**PROMPT**
Repeat the material in full. Keep every line exactly as it is.

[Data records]

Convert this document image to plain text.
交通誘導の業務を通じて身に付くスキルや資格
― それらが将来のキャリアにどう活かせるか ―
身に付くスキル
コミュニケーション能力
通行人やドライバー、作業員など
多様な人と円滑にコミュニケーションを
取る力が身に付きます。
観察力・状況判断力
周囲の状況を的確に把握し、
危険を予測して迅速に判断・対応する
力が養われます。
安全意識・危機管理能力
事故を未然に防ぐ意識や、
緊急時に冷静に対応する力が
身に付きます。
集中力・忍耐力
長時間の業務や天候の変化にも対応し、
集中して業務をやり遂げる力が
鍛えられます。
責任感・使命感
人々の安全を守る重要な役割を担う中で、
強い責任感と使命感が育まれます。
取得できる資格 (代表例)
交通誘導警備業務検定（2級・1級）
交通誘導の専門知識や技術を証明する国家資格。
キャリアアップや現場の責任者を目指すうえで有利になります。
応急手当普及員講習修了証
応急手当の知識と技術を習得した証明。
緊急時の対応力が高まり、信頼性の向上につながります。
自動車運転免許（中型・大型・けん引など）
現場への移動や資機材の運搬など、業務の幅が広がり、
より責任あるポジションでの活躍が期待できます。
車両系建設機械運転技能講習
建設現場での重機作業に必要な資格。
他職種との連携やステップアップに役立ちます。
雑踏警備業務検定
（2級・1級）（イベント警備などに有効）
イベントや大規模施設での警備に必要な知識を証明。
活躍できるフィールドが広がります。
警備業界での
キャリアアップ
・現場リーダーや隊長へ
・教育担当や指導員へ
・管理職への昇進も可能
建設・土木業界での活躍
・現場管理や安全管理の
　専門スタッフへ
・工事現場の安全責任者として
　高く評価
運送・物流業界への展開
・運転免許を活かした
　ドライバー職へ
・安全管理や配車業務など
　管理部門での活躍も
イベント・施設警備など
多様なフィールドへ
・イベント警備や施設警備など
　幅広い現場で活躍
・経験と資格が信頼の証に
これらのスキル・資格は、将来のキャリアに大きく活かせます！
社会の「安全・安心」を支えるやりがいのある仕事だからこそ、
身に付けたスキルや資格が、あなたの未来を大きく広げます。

**EXPECTED OUTPUT**
Convert this document image to plain text.
交通誘導の業務を通じて身に付くスキルや資格
― それらが将来のキャリアにどう活かせるか ―
身に付くスキル
コミュニケーション能力
通行人やドライバー、作業員など
多様な人と円滑にコミュニケーションを
取る力が身に付きます。
観察力・状況判断力
周囲の状況を的確に把握し、
危険を予測して迅速に判断・対応する
力が養われます。
安全意識・危機管理能力
事故を未然に防ぐ意識や、
緊急時に冷静に対応する力が
身に付きます。
集中力・忍耐力
長時間の業務や天候の変化にも対応し、
集中して業務をやり遂げる力が
鍛えられます。
責任感・使命感
人々の安全を守る重要な役割を担う中で、
強い責任感と使命感が育まれます。
取得できる資格 (代表例)
交通誘導警備業務検定（2級・1級）
交通誘導の専門知識や技術を証明する国家資格。
キャリアアップや現場の責任者を目指すうえで有利になります。
応急手当普及員講習修了証
応急手当の知識と技術を習得した証明。
緊急時の対応力が高まり、信頼性の向上につながります。
自動車運転免許（中型・大型・けん引など）
現場への移動や資機材の運搬など、業務の幅が広がり、
より責任あるポジションでの活躍が期待できます。
車両系建設機械運転技能講習
建設現場での重機作業に必要な資格。
他職種との連携やステップアップに役立ちます。
雑踏警備業務検定
（2級・1級）（イベント警備などに有効）
イベントや大規模施設での警備に必要な知識を証明。
活躍できるフィールドが広がります。
警備業界での
キャリアアップ
・現場リーダーや隊長へ
・教育担当や指導員へ
・管理職への昇進も可能
建設・土木業界での活躍
・現場管理や安全管理の
　専門スタッフへ
・工事現場の安全責任者として
　高く評価
運送・物流業界への展開
・運転免許を活かした
　ドライバー職へ
・安全管理や配車業務など
　管理部門での活躍も
イベント・施設警備など
多様なフィールドへ
・イベント警備や施設警備など
　幅広い現場で活躍
・経験と資格が信頼の証に
これらのスキル・資格は、将来のキャリアに大きく活かせます！
社会の「安全・安心」を支えるやりがいのある仕事だからこそ、
身に付けたスキルや資格が、あなたの未来を大きく広げます。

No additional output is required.